══ DATASET ROWS ══

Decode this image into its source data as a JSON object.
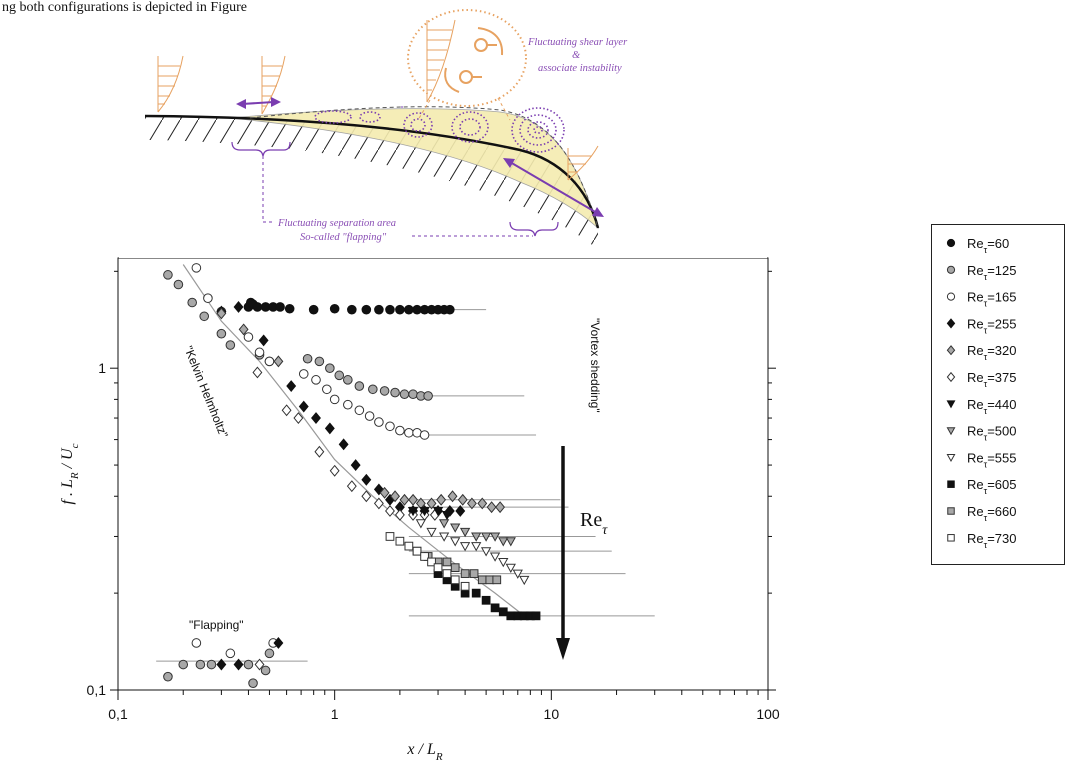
{
  "caption": "ng both configurations is depicted in Figure",
  "schematic": {
    "label_shear_1": "Fluctuating shear layer",
    "label_shear_2": "&",
    "label_shear_3": "associate instability",
    "label_flap_1": "Fluctuating separation area",
    "label_flap_2": "So-called \"flapping\""
  },
  "colors": {
    "purple": "#8a4fb5",
    "orange": "#e7a261",
    "yellow_fill": "#f5ecb0",
    "gray_marker": "#a8a8a8"
  },
  "chart_data": {
    "type": "scatter",
    "xscale": "log",
    "yscale": "log",
    "xlim": [
      0.1,
      100
    ],
    "ylim": [
      0.1,
      2.2
    ],
    "x_ticks": [
      "0,1",
      "1",
      "10",
      "100"
    ],
    "y_ticks": [
      "0,1",
      "1"
    ],
    "xlabel": "x / L_R",
    "ylabel": "f . L_R / U_c",
    "annotations": {
      "kh": "\"Kelvin Helmholtz\"",
      "vortex": "\"Vortex shedding\"",
      "flapping": "\"Flapping\"",
      "arrow": "Re_τ"
    },
    "series": [
      {
        "name": "Re_τ=60",
        "marker": "circle",
        "fill": "black",
        "points": [
          [
            0.4,
            1.55
          ],
          [
            0.41,
            1.6
          ],
          [
            0.42,
            1.58
          ],
          [
            0.44,
            1.55
          ],
          [
            0.48,
            1.55
          ],
          [
            0.52,
            1.55
          ],
          [
            0.56,
            1.55
          ],
          [
            0.62,
            1.53
          ],
          [
            0.8,
            1.52
          ],
          [
            1.0,
            1.53
          ],
          [
            1.2,
            1.52
          ],
          [
            1.4,
            1.52
          ],
          [
            1.6,
            1.52
          ],
          [
            1.8,
            1.52
          ],
          [
            2.0,
            1.52
          ],
          [
            2.2,
            1.52
          ],
          [
            2.4,
            1.52
          ],
          [
            2.6,
            1.52
          ],
          [
            2.8,
            1.52
          ],
          [
            3.0,
            1.52
          ],
          [
            3.2,
            1.52
          ],
          [
            3.4,
            1.52
          ]
        ]
      },
      {
        "name": "Re_τ=125",
        "marker": "circle",
        "fill": "gray",
        "points": [
          [
            0.17,
            1.95
          ],
          [
            0.19,
            1.82
          ],
          [
            0.22,
            1.6
          ],
          [
            0.25,
            1.45
          ],
          [
            0.3,
            1.28
          ],
          [
            0.33,
            1.18
          ],
          [
            0.45,
            1.1
          ],
          [
            0.5,
            1.05
          ],
          [
            0.75,
            1.07
          ],
          [
            0.85,
            1.05
          ],
          [
            0.95,
            1.0
          ],
          [
            1.05,
            0.95
          ],
          [
            1.15,
            0.92
          ],
          [
            1.3,
            0.88
          ],
          [
            1.5,
            0.86
          ],
          [
            1.7,
            0.85
          ],
          [
            1.9,
            0.84
          ],
          [
            2.1,
            0.83
          ],
          [
            2.3,
            0.83
          ],
          [
            2.5,
            0.82
          ],
          [
            2.7,
            0.82
          ]
        ]
      },
      {
        "name": "Re_τ=165",
        "marker": "circle",
        "fill": "white",
        "points": [
          [
            0.23,
            2.05
          ],
          [
            0.26,
            1.65
          ],
          [
            0.3,
            1.5
          ],
          [
            0.4,
            1.25
          ],
          [
            0.45,
            1.12
          ],
          [
            0.5,
            1.05
          ],
          [
            0.72,
            0.96
          ],
          [
            0.82,
            0.92
          ],
          [
            0.92,
            0.86
          ],
          [
            1.0,
            0.8
          ],
          [
            1.15,
            0.77
          ],
          [
            1.3,
            0.74
          ],
          [
            1.45,
            0.71
          ],
          [
            1.6,
            0.68
          ],
          [
            1.8,
            0.66
          ],
          [
            2.0,
            0.64
          ],
          [
            2.2,
            0.63
          ],
          [
            2.4,
            0.63
          ],
          [
            2.6,
            0.62
          ]
        ]
      },
      {
        "name": "Re_τ=255",
        "marker": "diamond",
        "fill": "black",
        "points": [
          [
            0.3,
            1.5
          ],
          [
            0.36,
            1.55
          ],
          [
            0.47,
            1.22
          ],
          [
            0.63,
            0.88
          ],
          [
            0.72,
            0.76
          ],
          [
            0.82,
            0.7
          ],
          [
            0.95,
            0.65
          ],
          [
            1.1,
            0.58
          ],
          [
            1.25,
            0.5
          ],
          [
            1.4,
            0.45
          ],
          [
            1.6,
            0.42
          ],
          [
            1.8,
            0.39
          ],
          [
            2.0,
            0.37
          ],
          [
            2.3,
            0.36
          ],
          [
            2.6,
            0.36
          ],
          [
            3.0,
            0.36
          ],
          [
            3.4,
            0.36
          ],
          [
            3.8,
            0.36
          ]
        ]
      },
      {
        "name": "Re_τ=320",
        "marker": "diamond",
        "fill": "gray",
        "points": [
          [
            0.3,
            1.48
          ],
          [
            0.38,
            1.32
          ],
          [
            0.55,
            1.05
          ],
          [
            1.7,
            0.41
          ],
          [
            1.9,
            0.4
          ],
          [
            2.1,
            0.39
          ],
          [
            2.3,
            0.39
          ],
          [
            2.5,
            0.38
          ],
          [
            2.8,
            0.38
          ],
          [
            3.1,
            0.39
          ],
          [
            3.5,
            0.4
          ],
          [
            3.9,
            0.39
          ],
          [
            4.3,
            0.38
          ],
          [
            4.8,
            0.38
          ],
          [
            5.3,
            0.37
          ],
          [
            5.8,
            0.37
          ]
        ]
      },
      {
        "name": "Re_τ=375",
        "marker": "diamond",
        "fill": "white",
        "points": [
          [
            0.44,
            0.97
          ],
          [
            0.6,
            0.74
          ],
          [
            0.68,
            0.7
          ],
          [
            0.85,
            0.55
          ],
          [
            1.0,
            0.48
          ],
          [
            1.2,
            0.43
          ],
          [
            1.4,
            0.4
          ],
          [
            1.6,
            0.38
          ],
          [
            1.8,
            0.36
          ],
          [
            2.0,
            0.35
          ],
          [
            2.3,
            0.35
          ],
          [
            2.6,
            0.35
          ],
          [
            2.9,
            0.35
          ]
        ]
      },
      {
        "name": "Re_τ=440",
        "marker": "triangle",
        "fill": "black",
        "points": [
          [
            2.3,
            0.36
          ],
          [
            2.6,
            0.36
          ],
          [
            3.0,
            0.36
          ],
          [
            3.3,
            0.35
          ]
        ]
      },
      {
        "name": "Re_τ=500",
        "marker": "triangle",
        "fill": "gray",
        "points": [
          [
            3.2,
            0.33
          ],
          [
            3.6,
            0.32
          ],
          [
            4.0,
            0.31
          ],
          [
            4.5,
            0.3
          ],
          [
            5.0,
            0.3
          ],
          [
            5.5,
            0.3
          ],
          [
            6.0,
            0.29
          ],
          [
            6.5,
            0.29
          ]
        ]
      },
      {
        "name": "Re_τ=555",
        "marker": "triangle",
        "fill": "white",
        "points": [
          [
            2.5,
            0.33
          ],
          [
            2.8,
            0.31
          ],
          [
            3.2,
            0.3
          ],
          [
            3.6,
            0.29
          ],
          [
            4.0,
            0.28
          ],
          [
            4.5,
            0.28
          ],
          [
            5.0,
            0.27
          ],
          [
            5.5,
            0.26
          ],
          [
            6.0,
            0.25
          ],
          [
            6.5,
            0.24
          ],
          [
            7.0,
            0.23
          ],
          [
            7.5,
            0.22
          ]
        ]
      },
      {
        "name": "Re_τ=605",
        "marker": "square",
        "fill": "black",
        "points": [
          [
            3.0,
            0.23
          ],
          [
            3.3,
            0.22
          ],
          [
            3.6,
            0.21
          ],
          [
            4.0,
            0.2
          ],
          [
            4.5,
            0.2
          ],
          [
            5.0,
            0.19
          ],
          [
            5.5,
            0.18
          ],
          [
            6.0,
            0.175
          ],
          [
            6.5,
            0.17
          ],
          [
            7.0,
            0.17
          ],
          [
            7.5,
            0.17
          ],
          [
            8.0,
            0.17
          ],
          [
            8.5,
            0.17
          ]
        ]
      },
      {
        "name": "Re_τ=660",
        "marker": "square",
        "fill": "gray",
        "points": [
          [
            2.4,
            0.27
          ],
          [
            2.7,
            0.26
          ],
          [
            3.0,
            0.25
          ],
          [
            3.3,
            0.25
          ],
          [
            3.6,
            0.24
          ],
          [
            4.0,
            0.23
          ],
          [
            4.4,
            0.23
          ],
          [
            4.8,
            0.22
          ],
          [
            5.2,
            0.22
          ],
          [
            5.6,
            0.22
          ]
        ]
      },
      {
        "name": "Re_τ=730",
        "marker": "square",
        "fill": "white",
        "points": [
          [
            1.8,
            0.3
          ],
          [
            2.0,
            0.29
          ],
          [
            2.2,
            0.28
          ],
          [
            2.4,
            0.27
          ],
          [
            2.6,
            0.26
          ],
          [
            2.8,
            0.25
          ],
          [
            3.0,
            0.24
          ],
          [
            3.3,
            0.23
          ],
          [
            3.6,
            0.22
          ],
          [
            4.0,
            0.21
          ]
        ]
      },
      {
        "name": "flapping-group",
        "marker": "mixed",
        "fill": "mixed",
        "points": [
          [
            0.17,
            0.11
          ],
          [
            0.2,
            0.12
          ],
          [
            0.23,
            0.14
          ],
          [
            0.24,
            0.12
          ],
          [
            0.27,
            0.12
          ],
          [
            0.3,
            0.12
          ],
          [
            0.33,
            0.13
          ],
          [
            0.36,
            0.12
          ],
          [
            0.4,
            0.12
          ],
          [
            0.42,
            0.105
          ],
          [
            0.45,
            0.12
          ],
          [
            0.48,
            0.115
          ],
          [
            0.5,
            0.13
          ],
          [
            0.52,
            0.14
          ],
          [
            0.55,
            0.14
          ]
        ]
      }
    ],
    "kh_curve": [
      [
        0.2,
        2.1
      ],
      [
        0.3,
        1.4
      ],
      [
        0.45,
        1.05
      ],
      [
        0.7,
        0.72
      ],
      [
        1.0,
        0.52
      ],
      [
        1.5,
        0.4
      ],
      [
        2.2,
        0.32
      ],
      [
        3.5,
        0.25
      ],
      [
        5.5,
        0.2
      ],
      [
        7.5,
        0.17
      ]
    ],
    "levels": [
      {
        "x_end": 5.0,
        "y": 1.52
      },
      {
        "x_end": 7.5,
        "y": 0.82
      },
      {
        "x_end": 8.5,
        "y": 0.62
      },
      {
        "x_end": 11.0,
        "y": 0.39
      },
      {
        "x_end": 12.0,
        "y": 0.37
      },
      {
        "x_end": 16.0,
        "y": 0.3
      },
      {
        "x_end": 19.0,
        "y": 0.27
      },
      {
        "x_end": 22.0,
        "y": 0.23
      },
      {
        "x_end": 30.0,
        "y": 0.17
      }
    ],
    "flapping_level": {
      "x_start": 0.15,
      "x_end": 0.75,
      "y": 0.123
    },
    "legend": {
      "placement": "right",
      "entries": [
        {
          "label": "Re",
          "sub": "τ",
          "rest": "=60",
          "marker": "circle",
          "fill": "black"
        },
        {
          "label": "Re",
          "sub": "τ",
          "rest": "=125",
          "marker": "circle",
          "fill": "gray"
        },
        {
          "label": "Re",
          "sub": "τ",
          "rest": "=165",
          "marker": "circle",
          "fill": "white"
        },
        {
          "label": "Re",
          "sub": "τ",
          "rest": "=255",
          "marker": "diamond",
          "fill": "black"
        },
        {
          "label": "Re",
          "sub": "τ",
          "rest": "=320",
          "marker": "diamond",
          "fill": "gray"
        },
        {
          "label": "Re",
          "sub": "τ",
          "rest": "=375",
          "marker": "diamond",
          "fill": "white"
        },
        {
          "label": "Re",
          "sub": "τ",
          "rest": "=440",
          "marker": "triangle",
          "fill": "black"
        },
        {
          "label": "Re",
          "sub": "τ",
          "rest": "=500",
          "marker": "triangle",
          "fill": "gray"
        },
        {
          "label": "Re",
          "sub": "τ",
          "rest": "=555",
          "marker": "triangle",
          "fill": "white"
        },
        {
          "label": "Re",
          "sub": "τ",
          "rest": "=605",
          "marker": "square",
          "fill": "black"
        },
        {
          "label": "Re",
          "sub": "τ",
          "rest": "=660",
          "marker": "square",
          "fill": "gray"
        },
        {
          "label": "Re",
          "sub": "τ",
          "rest": "=730",
          "marker": "square",
          "fill": "white"
        }
      ]
    }
  }
}
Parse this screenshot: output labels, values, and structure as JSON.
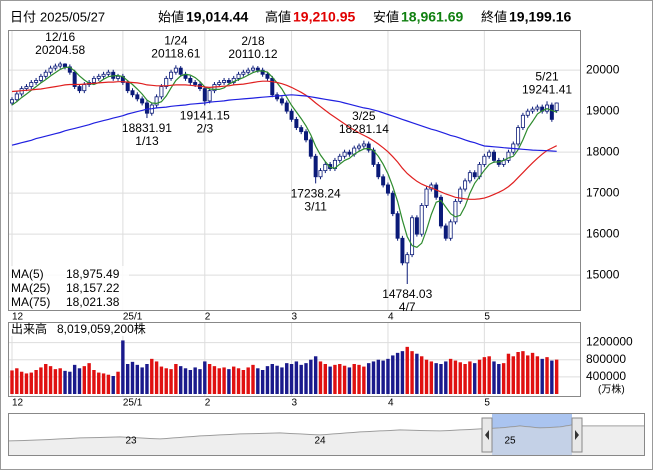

═══

▸ **WHAT NEEDS TO BE DONE**
Scan the records above for the string "rest", then report every line that contains it.

▸ **ANSWER TO THE PROBLEM**
          "rest": "=60",
          "rest": "=125",
          "rest": "=165",
          "rest": "=255",
          "rest": "=320",
          "rest": "=375",
          "rest": "=440",
          "rest": "=500",
          "rest": "=555",
          "rest": "=605",
          "rest": "=660",
          "rest": "=730",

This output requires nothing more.